— START DATA EXCERPTS —

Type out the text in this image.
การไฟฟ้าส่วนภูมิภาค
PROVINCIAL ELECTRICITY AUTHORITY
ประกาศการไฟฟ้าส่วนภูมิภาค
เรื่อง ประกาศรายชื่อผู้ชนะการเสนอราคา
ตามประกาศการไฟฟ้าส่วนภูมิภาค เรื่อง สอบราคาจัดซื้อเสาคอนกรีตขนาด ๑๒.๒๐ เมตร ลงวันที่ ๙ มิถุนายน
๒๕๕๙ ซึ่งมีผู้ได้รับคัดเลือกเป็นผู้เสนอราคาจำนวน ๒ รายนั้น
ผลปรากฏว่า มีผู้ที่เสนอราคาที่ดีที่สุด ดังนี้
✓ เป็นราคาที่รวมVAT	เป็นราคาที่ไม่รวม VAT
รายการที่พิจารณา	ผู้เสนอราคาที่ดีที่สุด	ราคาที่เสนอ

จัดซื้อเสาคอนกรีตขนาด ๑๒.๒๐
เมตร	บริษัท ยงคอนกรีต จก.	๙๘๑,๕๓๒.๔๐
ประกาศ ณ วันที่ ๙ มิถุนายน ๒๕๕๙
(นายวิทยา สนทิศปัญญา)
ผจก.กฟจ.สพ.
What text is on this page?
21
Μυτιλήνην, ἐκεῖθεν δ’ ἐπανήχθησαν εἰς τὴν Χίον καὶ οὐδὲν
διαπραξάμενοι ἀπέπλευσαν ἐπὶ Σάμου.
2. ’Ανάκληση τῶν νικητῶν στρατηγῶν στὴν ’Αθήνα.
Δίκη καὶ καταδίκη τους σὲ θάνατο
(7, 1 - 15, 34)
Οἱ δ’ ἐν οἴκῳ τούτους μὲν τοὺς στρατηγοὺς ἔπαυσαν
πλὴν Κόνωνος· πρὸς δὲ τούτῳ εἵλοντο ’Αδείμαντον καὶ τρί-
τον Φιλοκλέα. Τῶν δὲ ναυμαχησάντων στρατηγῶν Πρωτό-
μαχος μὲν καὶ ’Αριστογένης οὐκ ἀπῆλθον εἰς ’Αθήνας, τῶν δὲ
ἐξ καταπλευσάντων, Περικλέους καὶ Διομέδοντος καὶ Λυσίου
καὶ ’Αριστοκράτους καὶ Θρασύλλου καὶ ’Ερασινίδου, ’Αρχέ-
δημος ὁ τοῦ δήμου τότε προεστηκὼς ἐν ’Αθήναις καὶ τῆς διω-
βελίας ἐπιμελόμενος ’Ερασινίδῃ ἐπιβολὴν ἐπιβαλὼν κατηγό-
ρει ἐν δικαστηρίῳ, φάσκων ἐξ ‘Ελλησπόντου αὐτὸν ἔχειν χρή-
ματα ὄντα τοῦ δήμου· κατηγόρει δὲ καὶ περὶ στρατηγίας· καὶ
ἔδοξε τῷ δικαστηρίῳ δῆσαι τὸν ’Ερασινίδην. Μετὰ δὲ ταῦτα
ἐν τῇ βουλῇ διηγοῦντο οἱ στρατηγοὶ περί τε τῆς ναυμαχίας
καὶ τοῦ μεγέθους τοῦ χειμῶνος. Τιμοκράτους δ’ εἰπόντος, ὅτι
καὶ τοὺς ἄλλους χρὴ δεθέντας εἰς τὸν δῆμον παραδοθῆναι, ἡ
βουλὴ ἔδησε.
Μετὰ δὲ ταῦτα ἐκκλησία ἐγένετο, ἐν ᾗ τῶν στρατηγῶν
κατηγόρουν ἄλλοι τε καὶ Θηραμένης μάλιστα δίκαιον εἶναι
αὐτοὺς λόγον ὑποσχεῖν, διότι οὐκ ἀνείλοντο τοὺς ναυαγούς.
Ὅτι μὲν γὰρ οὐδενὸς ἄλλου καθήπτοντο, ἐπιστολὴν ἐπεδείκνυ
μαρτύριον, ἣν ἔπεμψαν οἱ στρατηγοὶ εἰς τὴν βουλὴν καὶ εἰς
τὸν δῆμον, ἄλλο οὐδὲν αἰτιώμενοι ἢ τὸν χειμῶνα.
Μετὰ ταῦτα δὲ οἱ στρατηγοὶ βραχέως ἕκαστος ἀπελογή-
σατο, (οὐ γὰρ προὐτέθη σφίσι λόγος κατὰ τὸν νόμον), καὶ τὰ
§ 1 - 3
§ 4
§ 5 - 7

— END DATA EXCERPTS —

- AIM OF THE EXERCISE
Print all of the entries exactly as they appear.

- OUTPUT OF THE EXERCISE
Type out the text in this image.
การไฟฟ้าส่วนภูมิภาค
PROVINCIAL ELECTRICITY AUTHORITY
ประกาศการไฟฟ้าส่วนภูมิภาค
เรื่อง ประกาศรายชื่อผู้ชนะการเสนอราคา
ตามประกาศการไฟฟ้าส่วนภูมิภาค เรื่อง สอบราคาจัดซื้อเสาคอนกรีตขนาด ๑๒.๒๐ เมตร ลงวันที่ ๙ มิถุนายน
๒๕๕๙ ซึ่งมีผู้ได้รับคัดเลือกเป็นผู้เสนอราคาจำนวน ๒ รายนั้น
ผลปรากฏว่า มีผู้ที่เสนอราคาที่ดีที่สุด ดังนี้
✓ เป็นราคาที่รวมVAT	เป็นราคาที่ไม่รวม VAT
รายการที่พิจารณา	ผู้เสนอราคาที่ดีที่สุด	ราคาที่เสนอ

จัดซื้อเสาคอนกรีตขนาด ๑๒.๒๐
เมตร	บริษัท ยงคอนกรีต จก.	๙๘๑,๕๓๒.๔๐
ประกาศ ณ วันที่ ๙ มิถุนายน ๒๕๕๙
(นายวิทยา สนทิศปัญญา)
ผจก.กฟจ.สพ.
What text is on this page?
21
Μυτιλήνην, ἐκεῖθεν δ’ ἐπανήχθησαν εἰς τὴν Χίον καὶ οὐδὲν
διαπραξάμενοι ἀπέπλευσαν ἐπὶ Σάμου.
2. ’Ανάκληση τῶν νικητῶν στρατηγῶν στὴν ’Αθήνα.
Δίκη καὶ καταδίκη τους σὲ θάνατο
(7, 1 - 15, 34)
Οἱ δ’ ἐν οἴκῳ τούτους μὲν τοὺς στρατηγοὺς ἔπαυσαν
πλὴν Κόνωνος· πρὸς δὲ τούτῳ εἵλοντο ’Αδείμαντον καὶ τρί-
τον Φιλοκλέα. Τῶν δὲ ναυμαχησάντων στρατηγῶν Πρωτό-
μαχος μὲν καὶ ’Αριστογένης οὐκ ἀπῆλθον εἰς ’Αθήνας, τῶν δὲ
ἐξ καταπλευσάντων, Περικλέους καὶ Διομέδοντος καὶ Λυσίου
καὶ ’Αριστοκράτους καὶ Θρασύλλου καὶ ’Ερασινίδου, ’Αρχέ-
δημος ὁ τοῦ δήμου τότε προεστηκὼς ἐν ’Αθήναις καὶ τῆς διω-
βελίας ἐπιμελόμενος ’Ερασινίδῃ ἐπιβολὴν ἐπιβαλὼν κατηγό-
ρει ἐν δικαστηρίῳ, φάσκων ἐξ ‘Ελλησπόντου αὐτὸν ἔχειν χρή-
ματα ὄντα τοῦ δήμου· κατηγόρει δὲ καὶ περὶ στρατηγίας· καὶ
ἔδοξε τῷ δικαστηρίῳ δῆσαι τὸν ’Ερασινίδην. Μετὰ δὲ ταῦτα
ἐν τῇ βουλῇ διηγοῦντο οἱ στρατηγοὶ περί τε τῆς ναυμαχίας
καὶ τοῦ μεγέθους τοῦ χειμῶνος. Τιμοκράτους δ’ εἰπόντος, ὅτι
καὶ τοὺς ἄλλους χρὴ δεθέντας εἰς τὸν δῆμον παραδοθῆναι, ἡ
βουλὴ ἔδησε.
Μετὰ δὲ ταῦτα ἐκκλησία ἐγένετο, ἐν ᾗ τῶν στρατηγῶν
κατηγόρουν ἄλλοι τε καὶ Θηραμένης μάλιστα δίκαιον εἶναι
αὐτοὺς λόγον ὑποσχεῖν, διότι οὐκ ἀνείλοντο τοὺς ναυαγούς.
Ὅτι μὲν γὰρ οὐδενὸς ἄλλου καθήπτοντο, ἐπιστολὴν ἐπεδείκνυ
μαρτύριον, ἣν ἔπεμψαν οἱ στρατηγοὶ εἰς τὴν βουλὴν καὶ εἰς
τὸν δῆμον, ἄλλο οὐδὲν αἰτιώμενοι ἢ τὸν χειμῶνα.
Μετὰ ταῦτα δὲ οἱ στρατηγοὶ βραχέως ἕκαστος ἀπελογή-
σατο, (οὐ γὰρ προὐτέθη σφίσι λόγος κατὰ τὸν νόμον), καὶ τὰ
§ 1 - 3
§ 4
§ 5 - 7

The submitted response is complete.